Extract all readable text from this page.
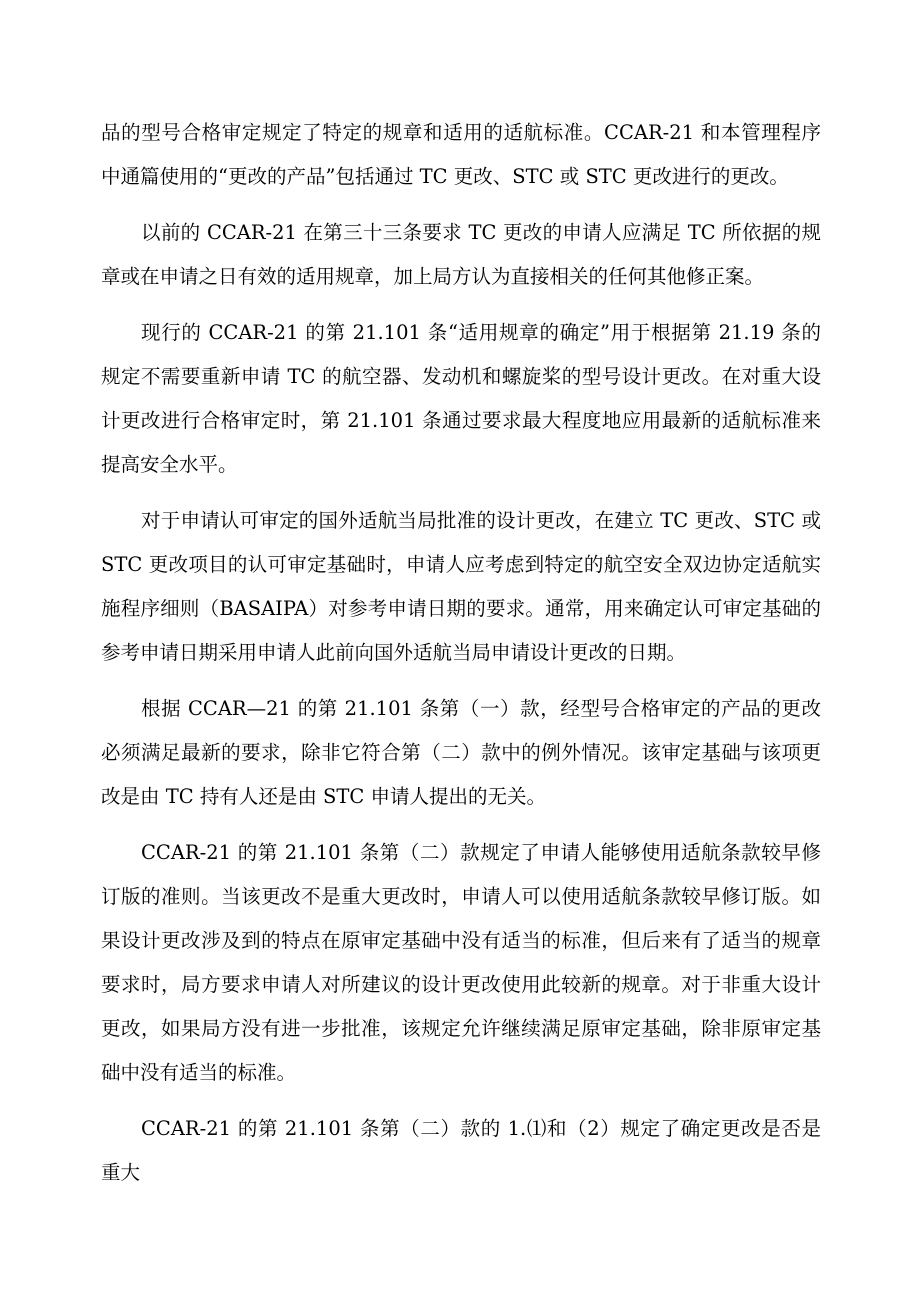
品的型号合格审定规定了特定的规章和适用的适航标准。CCAR-21 和本管理程序中通篇使用的“更改的产品”包括通过 TC 更改、STC 或 STC 更改进行的更改。

以前的 CCAR-21 在第三十三条要求 TC 更改的申请人应满足 TC 所依据的规章或在申请之日有效的适用规章，加上局方认为直接相关的任何其他修正案。

现行的 CCAR-21 的第 21.101 条“适用规章的确定”用于根据第 21.19 条的规定不需要重新申请 TC 的航空器、发动机和螺旋桨的型号设计更改。在对重大设计更改进行合格审定时，第 21.101 条通过要求最大程度地应用最新的适航标准来提高安全水平。

对于申请认可审定的国外适航当局批准的设计更改，在建立 TC 更改、STC 或 STC 更改项目的认可审定基础时，申请人应考虑到特定的航空安全双边协定适航实施程序细则（BASAIPA）对参考申请日期的要求。通常，用来确定认可审定基础的参考申请日期采用申请人此前向国外适航当局申请设计更改的日期。

根据 CCAR—21 的第 21.101 条第（一）款，经型号合格审定的产品的更改必须满足最新的要求，除非它符合第（二）款中的例外情况。该审定基础与该项更改是由 TC 持有人还是由 STC 申请人提出的无关。

CCAR-21 的第 21.101 条第（二）款规定了申请人能够使用适航条款较早修订版的准则。当该更改不是重大更改时，申请人可以使用适航条款较早修订版。如果设计更改涉及到的特点在原审定基础中没有适当的标准，但后来有了适当的规章要求时，局方要求申请人对所建议的设计更改使用此较新的规章。对于非重大设计更改，如果局方没有进一步批准，该规定允许继续满足原审定基础，除非原审定基础中没有适当的标准。

CCAR-21 的第 21.101 条第（二）款的 1.⑴和（2）规定了确定更改是否是重大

⁂

### [Exercise brief]
Reproduce each line of the records exactly, and omit every picture.

### [Response for this exercise]
Extract all readable text from this page.
品的型号合格审定规定了特定的规章和适用的适航标准。CCAR-21 和本管理程序中通篇使用的“更改的产品”包括通过 TC 更改、STC 或 STC 更改进行的更改。

以前的 CCAR-21 在第三十三条要求 TC 更改的申请人应满足 TC 所依据的规章或在申请之日有效的适用规章，加上局方认为直接相关的任何其他修正案。

现行的 CCAR-21 的第 21.101 条“适用规章的确定”用于根据第 21.19 条的规定不需要重新申请 TC 的航空器、发动机和螺旋桨的型号设计更改。在对重大设计更改进行合格审定时，第 21.101 条通过要求最大程度地应用最新的适航标准来提高安全水平。

对于申请认可审定的国外适航当局批准的设计更改，在建立 TC 更改、STC 或 STC 更改项目的认可审定基础时，申请人应考虑到特定的航空安全双边协定适航实施程序细则（BASAIPA）对参考申请日期的要求。通常，用来确定认可审定基础的参考申请日期采用申请人此前向国外适航当局申请设计更改的日期。

根据 CCAR—21 的第 21.101 条第（一）款，经型号合格审定的产品的更改必须满足最新的要求，除非它符合第（二）款中的例外情况。该审定基础与该项更改是由 TC 持有人还是由 STC 申请人提出的无关。

CCAR-21 的第 21.101 条第（二）款规定了申请人能够使用适航条款较早修订版的准则。当该更改不是重大更改时，申请人可以使用适航条款较早修订版。如果设计更改涉及到的特点在原审定基础中没有适当的标准，但后来有了适当的规章要求时，局方要求申请人对所建议的设计更改使用此较新的规章。对于非重大设计更改，如果局方没有进一步批准，该规定允许继续满足原审定基础，除非原审定基础中没有适当的标准。

CCAR-21 的第 21.101 条第（二）款的 1.⑴和（2）规定了确定更改是否是重大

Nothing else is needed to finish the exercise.